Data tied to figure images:
--- Start ---

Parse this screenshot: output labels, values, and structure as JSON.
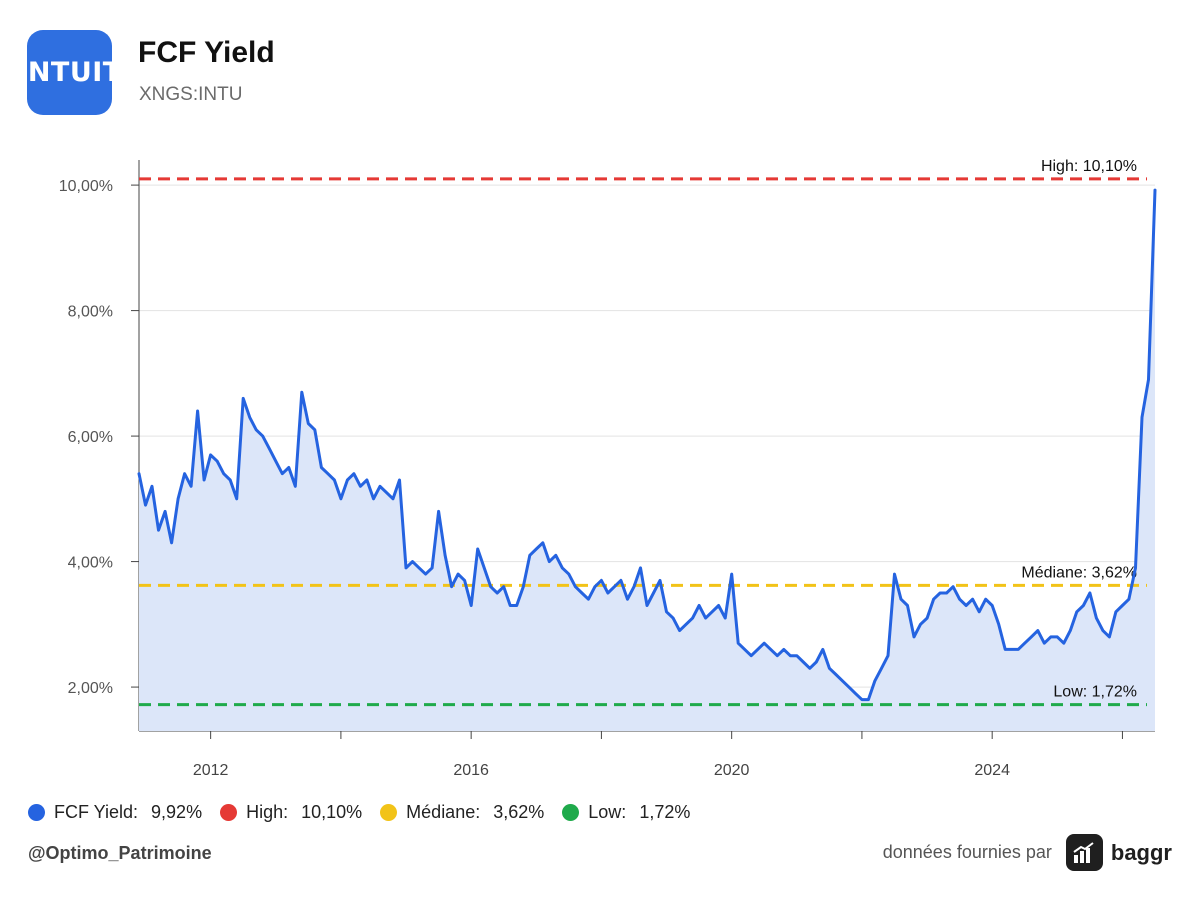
{
  "header": {
    "logo_text": "INTUIT",
    "title": "FCF Yield",
    "subtitle": "XNGS:INTU"
  },
  "colors": {
    "series": "#2563e0",
    "area": "#dce6f9",
    "high": "#e53935",
    "median": "#f2c318",
    "low": "#1faa4b",
    "logo_bg": "#2f6fe0"
  },
  "chart_data": {
    "type": "line",
    "title": "FCF Yield",
    "ylim": [
      1.3,
      10.4
    ],
    "xlim": [
      2010.9,
      2026.5
    ],
    "grid": true,
    "legend_position": "bottom-left",
    "y_ticks": [
      {
        "value": 2,
        "label": "2,00%"
      },
      {
        "value": 4,
        "label": "4,00%"
      },
      {
        "value": 6,
        "label": "6,00%"
      },
      {
        "value": 8,
        "label": "8,00%"
      },
      {
        "value": 10,
        "label": "10,00%"
      }
    ],
    "x_ticks": [
      {
        "value": 2012,
        "label": "2012"
      },
      {
        "value": 2016,
        "label": "2016"
      },
      {
        "value": 2020,
        "label": "2020"
      },
      {
        "value": 2024,
        "label": "2024"
      }
    ],
    "x_minor_ticks": [
      2014,
      2018,
      2022,
      2026
    ],
    "series": [
      {
        "name": "FCF Yield",
        "x": [
          2010.9,
          2011.0,
          2011.1,
          2011.2,
          2011.3,
          2011.4,
          2011.5,
          2011.6,
          2011.7,
          2011.8,
          2011.9,
          2012.0,
          2012.1,
          2012.2,
          2012.3,
          2012.4,
          2012.5,
          2012.6,
          2012.7,
          2012.8,
          2012.9,
          2013.0,
          2013.1,
          2013.2,
          2013.3,
          2013.4,
          2013.5,
          2013.6,
          2013.7,
          2013.8,
          2013.9,
          2014.0,
          2014.1,
          2014.2,
          2014.3,
          2014.4,
          2014.5,
          2014.6,
          2014.7,
          2014.8,
          2014.9,
          2015.0,
          2015.1,
          2015.2,
          2015.3,
          2015.4,
          2015.5,
          2015.6,
          2015.7,
          2015.8,
          2015.9,
          2016.0,
          2016.1,
          2016.2,
          2016.3,
          2016.4,
          2016.5,
          2016.6,
          2016.7,
          2016.8,
          2016.9,
          2017.0,
          2017.1,
          2017.2,
          2017.3,
          2017.4,
          2017.5,
          2017.6,
          2017.7,
          2017.8,
          2017.9,
          2018.0,
          2018.1,
          2018.2,
          2018.3,
          2018.4,
          2018.5,
          2018.6,
          2018.7,
          2018.8,
          2018.9,
          2019.0,
          2019.1,
          2019.2,
          2019.3,
          2019.4,
          2019.5,
          2019.6,
          2019.7,
          2019.8,
          2019.9,
          2020.0,
          2020.1,
          2020.2,
          2020.3,
          2020.4,
          2020.5,
          2020.6,
          2020.7,
          2020.8,
          2020.9,
          2021.0,
          2021.1,
          2021.2,
          2021.3,
          2021.4,
          2021.5,
          2021.6,
          2021.7,
          2021.8,
          2021.9,
          2022.0,
          2022.1,
          2022.2,
          2022.3,
          2022.4,
          2022.5,
          2022.6,
          2022.7,
          2022.8,
          2022.9,
          2023.0,
          2023.1,
          2023.2,
          2023.3,
          2023.4,
          2023.5,
          2023.6,
          2023.7,
          2023.8,
          2023.9,
          2024.0,
          2024.1,
          2024.2,
          2024.3,
          2024.4,
          2024.5,
          2024.6,
          2024.7,
          2024.8,
          2024.9,
          2025.0,
          2025.1,
          2025.2,
          2025.3,
          2025.4,
          2025.5,
          2025.6,
          2025.7,
          2025.8,
          2025.9,
          2026.0,
          2026.1,
          2026.2,
          2026.3,
          2026.4,
          2026.5
        ],
        "values": [
          5.4,
          4.9,
          5.2,
          4.5,
          4.8,
          4.3,
          5.0,
          5.4,
          5.2,
          6.4,
          5.3,
          5.7,
          5.6,
          5.4,
          5.3,
          5.0,
          6.6,
          6.3,
          6.1,
          6.0,
          5.8,
          5.6,
          5.4,
          5.5,
          5.2,
          6.7,
          6.2,
          6.1,
          5.5,
          5.4,
          5.3,
          5.0,
          5.3,
          5.4,
          5.2,
          5.3,
          5.0,
          5.2,
          5.1,
          5.0,
          5.3,
          3.9,
          4.0,
          3.9,
          3.8,
          3.9,
          4.8,
          4.1,
          3.6,
          3.8,
          3.7,
          3.3,
          4.2,
          3.9,
          3.6,
          3.5,
          3.6,
          3.3,
          3.3,
          3.6,
          4.1,
          4.2,
          4.3,
          4.0,
          4.1,
          3.9,
          3.8,
          3.6,
          3.5,
          3.4,
          3.6,
          3.7,
          3.5,
          3.6,
          3.7,
          3.4,
          3.6,
          3.9,
          3.3,
          3.5,
          3.7,
          3.2,
          3.1,
          2.9,
          3.0,
          3.1,
          3.3,
          3.1,
          3.2,
          3.3,
          3.1,
          3.8,
          2.7,
          2.6,
          2.5,
          2.6,
          2.7,
          2.6,
          2.5,
          2.6,
          2.5,
          2.5,
          2.4,
          2.3,
          2.4,
          2.6,
          2.3,
          2.2,
          2.1,
          2.0,
          1.9,
          1.8,
          1.8,
          2.1,
          2.3,
          2.5,
          3.8,
          3.4,
          3.3,
          2.8,
          3.0,
          3.1,
          3.4,
          3.5,
          3.5,
          3.6,
          3.4,
          3.3,
          3.4,
          3.2,
          3.4,
          3.3,
          3.0,
          2.6,
          2.6,
          2.6,
          2.7,
          2.8,
          2.9,
          2.7,
          2.8,
          2.8,
          2.7,
          2.9,
          3.2,
          3.3,
          3.5,
          3.1,
          2.9,
          2.8,
          3.2,
          3.3,
          3.4,
          3.9,
          6.3,
          6.9,
          9.92
        ]
      }
    ],
    "reference_lines": [
      {
        "key": "high",
        "value": 10.1,
        "label": "High: 10,10%"
      },
      {
        "key": "median",
        "value": 3.62,
        "label": "Médiane: 3,62%"
      },
      {
        "key": "low",
        "value": 1.72,
        "label": "Low: 1,72%"
      }
    ]
  },
  "legend": [
    {
      "label": "FCF Yield:",
      "value": "9,92%",
      "color": "#2563e0"
    },
    {
      "label": "High:",
      "value": "10,10%",
      "color": "#e53935"
    },
    {
      "label": "Médiane:",
      "value": "3,62%",
      "color": "#f2c318"
    },
    {
      "label": "Low:",
      "value": "1,72%",
      "color": "#1faa4b"
    }
  ],
  "footer": {
    "handle": "@Optimo_Patrimoine",
    "credit": "données fournies par",
    "brand": "baggr"
  }
}
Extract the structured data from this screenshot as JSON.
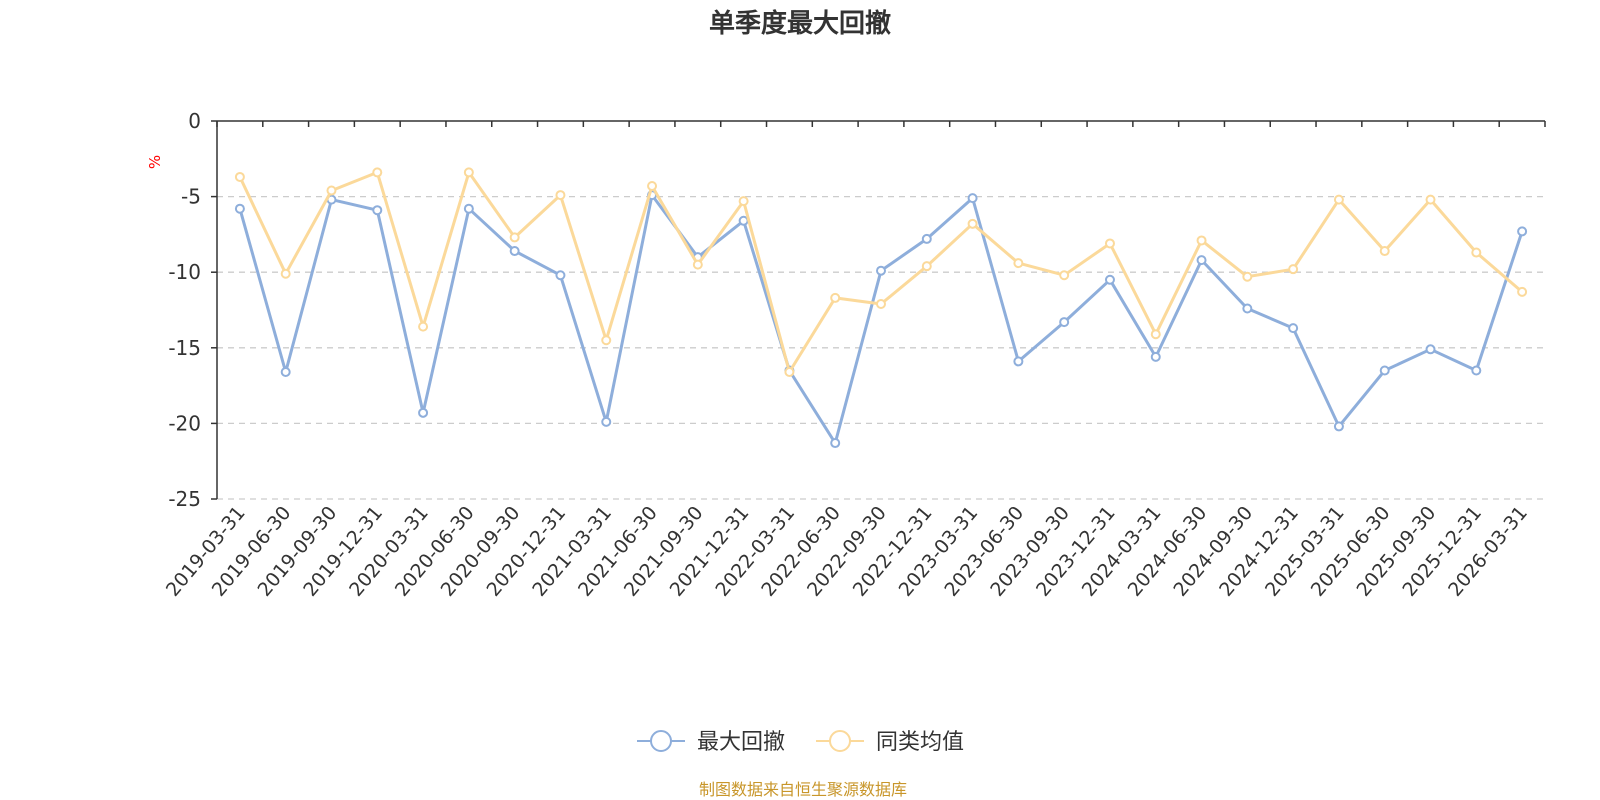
{
  "chart_data": {
    "type": "line",
    "title": "单季度最大回撤",
    "ylabel": "%",
    "ylim": [
      -25,
      0
    ],
    "yticks": [
      0,
      -5,
      -10,
      -15,
      -20,
      -25
    ],
    "grid": true,
    "legend_position": "bottom",
    "categories": [
      "2019-03-31",
      "2019-06-30",
      "2019-09-30",
      "2019-12-31",
      "2020-03-31",
      "2020-06-30",
      "2020-09-30",
      "2020-12-31",
      "2021-03-31",
      "2021-06-30",
      "2021-09-30",
      "2021-12-31",
      "2022-03-31",
      "2022-06-30",
      "2022-09-30",
      "2022-12-31",
      "2023-03-31",
      "2023-06-30",
      "2023-09-30",
      "2023-12-31",
      "2024-03-31",
      "2024-06-30",
      "2024-09-30",
      "2024-12-31",
      "2025-03-31",
      "2025-06-30",
      "2025-09-30",
      "2025-12-31",
      "2026-03-31"
    ],
    "series": [
      {
        "name": "最大回撤",
        "color": "#8eaedb",
        "values": [
          -5.8,
          -16.6,
          -5.2,
          -5.9,
          -19.3,
          -5.8,
          -8.6,
          -10.2,
          -19.9,
          -4.9,
          -9.0,
          -6.6,
          -16.5,
          -21.3,
          -9.9,
          -7.8,
          -5.1,
          -15.9,
          -13.3,
          -10.5,
          -15.6,
          -9.2,
          -12.4,
          -13.7,
          -20.2,
          -16.5,
          -15.1,
          -16.5,
          -7.3
        ]
      },
      {
        "name": "同类均值",
        "color": "#fbd99a",
        "values": [
          -3.7,
          -10.1,
          -4.6,
          -3.4,
          -13.6,
          -3.4,
          -7.7,
          -4.9,
          -14.5,
          -4.3,
          -9.5,
          -5.3,
          -16.6,
          -11.7,
          -12.1,
          -9.6,
          -6.8,
          -9.4,
          -10.2,
          -8.1,
          -14.1,
          -7.9,
          -10.3,
          -9.8,
          -5.2,
          -8.6,
          -5.2,
          -8.7,
          -11.3
        ]
      }
    ]
  },
  "source_note": "制图数据来自恒生聚源数据库"
}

--- End ---

_EXERCISE OBJECTIVE_
State how many lines of the records hold the string "Yield", and nothing else.

_TASK RESPONSE_
4